> What the exercise asks
Can the data below be echoed back word for word?

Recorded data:
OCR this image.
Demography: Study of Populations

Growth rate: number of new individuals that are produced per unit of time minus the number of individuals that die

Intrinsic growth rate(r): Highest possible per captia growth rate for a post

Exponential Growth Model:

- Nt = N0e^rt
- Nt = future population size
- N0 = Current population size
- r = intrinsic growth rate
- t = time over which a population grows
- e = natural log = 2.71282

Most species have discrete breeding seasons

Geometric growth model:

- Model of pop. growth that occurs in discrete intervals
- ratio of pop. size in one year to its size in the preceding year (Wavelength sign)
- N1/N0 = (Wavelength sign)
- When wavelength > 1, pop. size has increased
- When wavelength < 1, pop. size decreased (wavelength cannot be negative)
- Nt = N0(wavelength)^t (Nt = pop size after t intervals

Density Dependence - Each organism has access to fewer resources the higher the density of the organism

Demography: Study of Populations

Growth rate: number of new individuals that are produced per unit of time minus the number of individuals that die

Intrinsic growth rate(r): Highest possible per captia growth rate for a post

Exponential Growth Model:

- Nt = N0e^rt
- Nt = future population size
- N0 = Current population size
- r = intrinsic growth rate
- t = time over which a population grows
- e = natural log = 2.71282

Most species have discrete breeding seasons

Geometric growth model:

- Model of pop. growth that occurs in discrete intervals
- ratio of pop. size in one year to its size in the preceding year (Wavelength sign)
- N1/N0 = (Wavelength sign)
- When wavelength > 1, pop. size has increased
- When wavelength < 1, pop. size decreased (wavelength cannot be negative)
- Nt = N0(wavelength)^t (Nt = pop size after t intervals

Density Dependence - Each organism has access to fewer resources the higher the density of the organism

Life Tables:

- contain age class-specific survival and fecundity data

> Answer to this problem
OCR this image.
Demography: Study of Populations

Growth rate: number of new individuals that are produced per unit of time minus the number of individuals that die

Intrinsic growth rate(r): Highest possible per captia growth rate for a post

Exponential Growth Model:

- Nt = N0e^rt
- Nt = future population size
- N0 = Current population size
- r = intrinsic growth rate
- t = time over which a population grows
- e = natural log = 2.71282

Most species have discrete breeding seasons

Geometric growth model:

- Model of pop. growth that occurs in discrete intervals
- ratio of pop. size in one year to its size in the preceding year (Wavelength sign)
- N1/N0 = (Wavelength sign)
- When wavelength > 1, pop. size has increased
- When wavelength < 1, pop. size decreased (wavelength cannot be negative)
- Nt = N0(wavelength)^t (Nt = pop size after t intervals

Density Dependence - Each organism has access to fewer resources the higher the density of the organism

Demography: Study of Populations

Growth rate: number of new individuals that are produced per unit of time minus the number of individuals that die

Intrinsic growth rate(r): Highest possible per captia growth rate for a post

Exponential Growth Model:

- Nt = N0e^rt
- Nt = future population size
- N0 = Current population size
- r = intrinsic growth rate
- t = time over which a population grows
- e = natural log = 2.71282

Most species have discrete breeding seasons

Geometric growth model:

- Model of pop. growth that occurs in discrete intervals
- ratio of pop. size in one year to its size in the preceding year (Wavelength sign)
- N1/N0 = (Wavelength sign)
- When wavelength > 1, pop. size has increased
- When wavelength < 1, pop. size decreased (wavelength cannot be negative)
- Nt = N0(wavelength)^t (Nt = pop size after t intervals

Density Dependence - Each organism has access to fewer resources the higher the density of the organism

Life Tables:

- contain age class-specific survival and fecundity data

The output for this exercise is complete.